- Do this
Recast the rows from the line containing "intro-text: Using this" up to and including the line containing "help-button[interactable]: ? Help: [2440, 1351, 2561, 1398]" as a Markdown table with the columns Number and Record line. Give each row its number and its full line, and leave out any blank lines.
-- BEGIN Data for processing --
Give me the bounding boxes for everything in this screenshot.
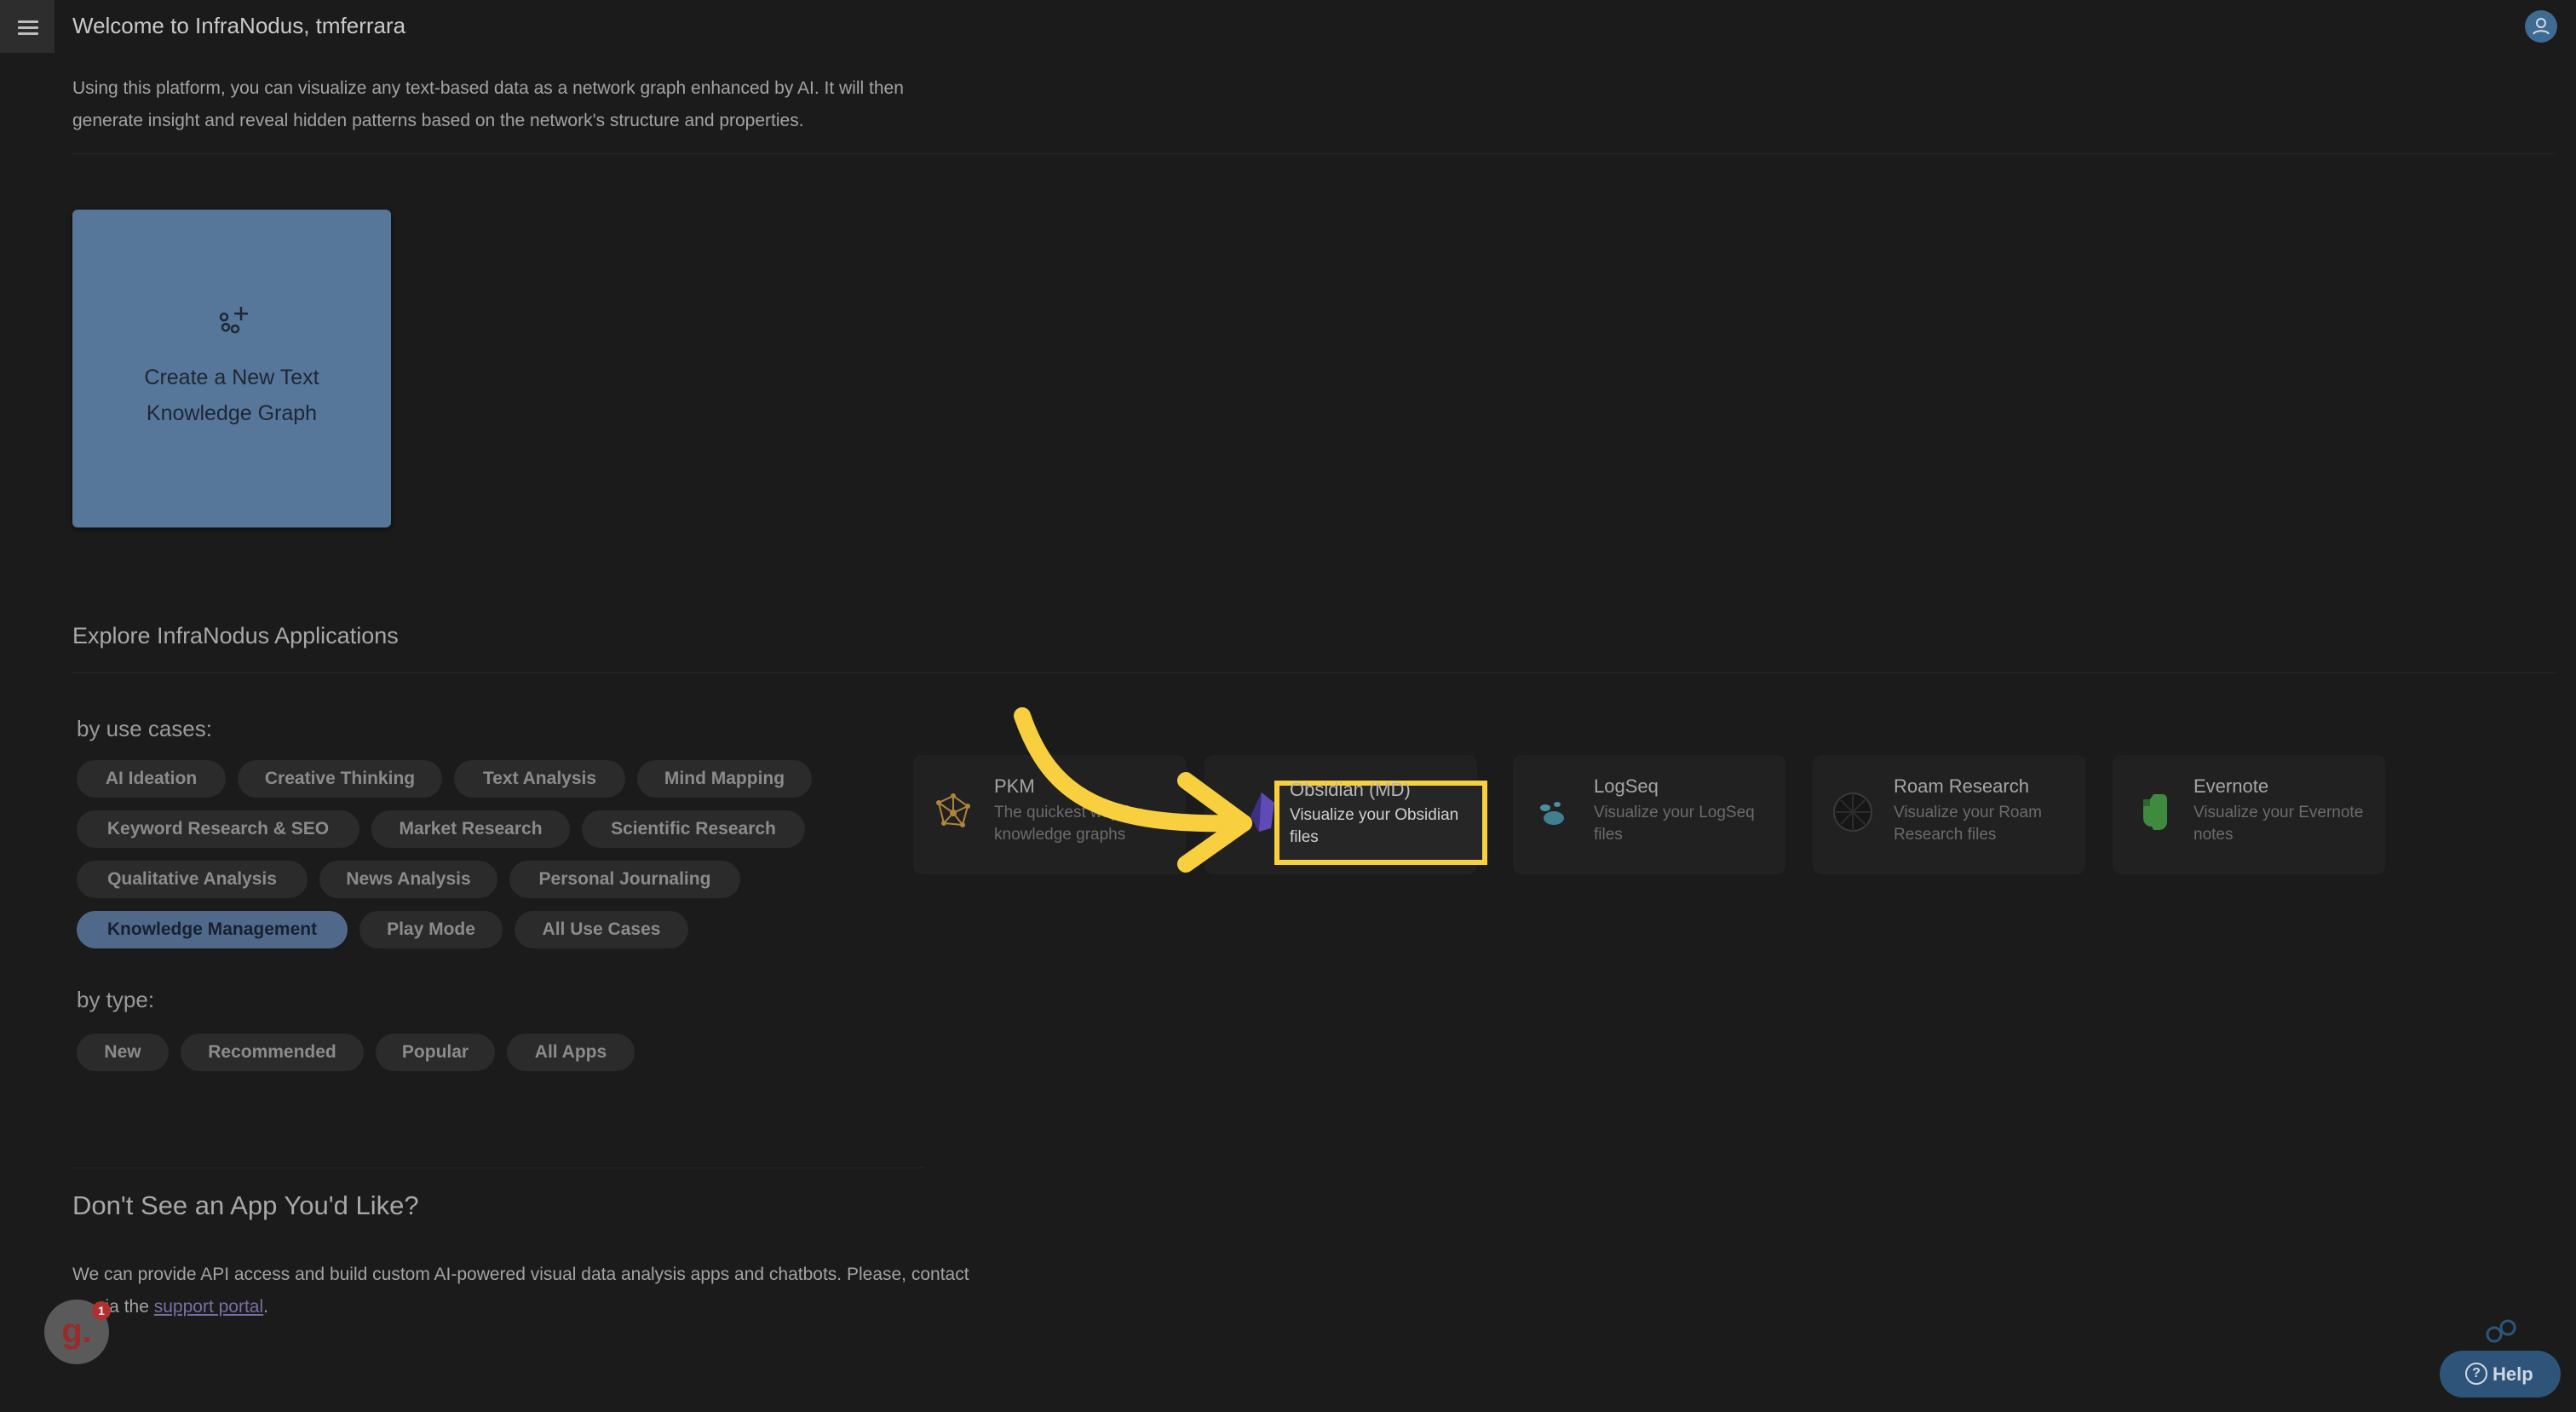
intro-text: Using this platform, you can visualize a…: [72, 78, 904, 130]
divider: [72, 1167, 924, 1168]
chip-popular[interactable]: Popular: [376, 1034, 495, 1071]
custom-app-title: Don't See an App You'd Like?: [72, 1190, 419, 1220]
add-graph-icon: [219, 307, 248, 334]
chip-mind-mapping[interactable]: Mind Mapping: [637, 760, 812, 798]
app-name: Roam Research: [1894, 775, 2029, 797]
chip-qualitative-analysis[interactable]: Qualitative Analysis: [77, 861, 308, 898]
svg-text:g.: g.: [61, 1312, 92, 1350]
chip-new[interactable]: New: [77, 1034, 169, 1071]
hamburger-menu-button[interactable]: [0, 0, 55, 53]
create-card-label: Create a New Text Knowledge Graph: [144, 366, 319, 425]
app-name: LogSeq: [1594, 775, 1659, 797]
app-name: Obsidian (MD): [1290, 779, 1411, 800]
obsidian-highlight-box[interactable]: Obsidian (MD) Visualize your Obsidian fi…: [1274, 779, 1487, 865]
custom-app-text-end: .: [263, 1297, 268, 1317]
link-chain-icon: [2486, 1319, 2516, 1343]
divider: [72, 153, 2555, 154]
chip-personal-journaling[interactable]: Personal Journaling: [509, 861, 740, 898]
app-description: Visualize your Obsidian files: [1290, 806, 1459, 846]
chip-text-analysis[interactable]: Text Analysis: [454, 760, 625, 798]
app-card-logseq[interactable]: LogSeq Visualize your LogSeq files: [1513, 755, 1785, 874]
g-widget-button[interactable]: g. 1: [44, 1300, 111, 1364]
support-portal-link[interactable]: support portal: [154, 1297, 263, 1317]
help-button[interactable]: ? Help: [2440, 1351, 2561, 1398]
chip-knowledge-management[interactable]: Knowledge Management: [77, 911, 348, 948]
question-icon: ?: [2465, 1363, 2487, 1385]
evernote-icon: [2143, 794, 2167, 830]
chip-scientific-research[interactable]: Scientific Research: [582, 810, 805, 848]
notification-badge: 1: [92, 1301, 111, 1320]
chip-market-research[interactable]: Market Research: [371, 810, 570, 848]
chip-news-analysis[interactable]: News Analysis: [319, 861, 497, 898]
network-icon: [936, 793, 970, 827]
chip-all-apps[interactable]: All Apps: [507, 1034, 635, 1071]
chip-creative-thinking[interactable]: Creative Thinking: [238, 760, 442, 798]
app-description: Visualize your Roam Research files: [1894, 804, 2042, 844]
app-card-roam-research[interactable]: Roam Research Visualize your Roam Resear…: [1813, 755, 2085, 874]
app-card-evernote[interactable]: Evernote Visualize your Evernote notes: [2113, 755, 2385, 874]
by-type-label: by type:: [77, 987, 155, 1012]
roam-icon: [1833, 792, 1872, 832]
explore-title: Explore InfraNodus Applications: [72, 623, 399, 648]
chip-keyword-research-seo[interactable]: Keyword Research & SEO: [77, 810, 359, 848]
chip-ai-ideation[interactable]: AI Ideation: [77, 760, 226, 798]
user-avatar-icon[interactable]: [2525, 10, 2557, 43]
app-description: Visualize your LogSeq files: [1594, 804, 1755, 844]
chip-play-mode[interactable]: Play Mode: [359, 911, 503, 948]
yellow-arrow-icon: [1014, 707, 1252, 873]
app-description: Visualize your Evernote notes: [2194, 804, 2364, 844]
divider: [72, 672, 2555, 673]
help-label: Help: [2493, 1363, 2533, 1385]
chip-recommended[interactable]: Recommended: [181, 1034, 364, 1071]
page-title: Welcome to InfraNodus, tmferrara: [72, 13, 406, 38]
custom-app-text: We can provide API access and build cust…: [72, 1259, 975, 1323]
chip-all-use-cases[interactable]: All Use Cases: [515, 911, 688, 948]
logseq-icon: [1540, 802, 1564, 825]
use-cases-label: by use cases:: [77, 716, 212, 741]
create-knowledge-graph-card[interactable]: Create a New Text Knowledge Graph: [72, 210, 391, 527]
app-name: Evernote: [2194, 775, 2269, 797]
-- END Data for processing --
- Solution for this task
| Number | Record line |
|---|---|
| 1 | intro-text: Using this platform, you can visualize a…: [72, 78, 904, 130] |
| 2 | divider: [72, 1167, 924, 1168] |
| 3 | chip-popular[interactable]: Popular: [376, 1034, 495, 1071] |
| 4 | custom-app-title: Don't See an App You'd Like?: [72, 1190, 419, 1220] |
| 5 | add-graph-icon: [219, 307, 248, 334] |
| 6 | chip-mind-mapping[interactable]: Mind Mapping: [637, 760, 812, 798] |
| 7 | app-name: Roam Research: [1894, 775, 2029, 797] |
| 8 | chip-qualitative-analysis[interactable]: Qualitative Analysis: [77, 861, 308, 898] |
| 9 | svg-text:g.: g.: [61, 1312, 92, 1350] |
| 10 | chip-new[interactable]: New: [77, 1034, 169, 1071] |
| 11 | hamburger-menu-button[interactable]: [0, 0, 55, 53] |
| 12 | create-card-label: Create a New Text Knowledge Graph: [144, 366, 319, 425] |
| 13 | app-name: LogSeq: [1594, 775, 1659, 797] |
| 14 | app-name: Obsidian (MD): [1290, 779, 1411, 800] |
| 15 | obsidian-highlight-box[interactable]: Obsidian (MD) Visualize your Obsidian fi…: [1274, 779, 1487, 865] |
| 16 | custom-app-text-end: .: [263, 1297, 268, 1317] |
| 17 | link-chain-icon: [2486, 1319, 2516, 1343] |
| 18 | divider: [72, 153, 2555, 154] |
| 19 | chip-personal-journaling[interactable]: Personal Journaling: [509, 861, 740, 898] |
| 20 | app-description: Visualize your Obsidian files: [1290, 806, 1459, 846] |
| 21 | chip-text-analysis[interactable]: Text Analysis: [454, 760, 625, 798] |
| 22 | app-card-logseq[interactable]: LogSeq Visualize your LogSeq files: [1513, 755, 1785, 874] |
| 23 | g-widget-button[interactable]: g. 1: [44, 1300, 111, 1364] |
| 24 | support-portal-link[interactable]: support portal: [154, 1297, 263, 1317] |
| 25 | help-button[interactable]: ? Help: [2440, 1351, 2561, 1398] |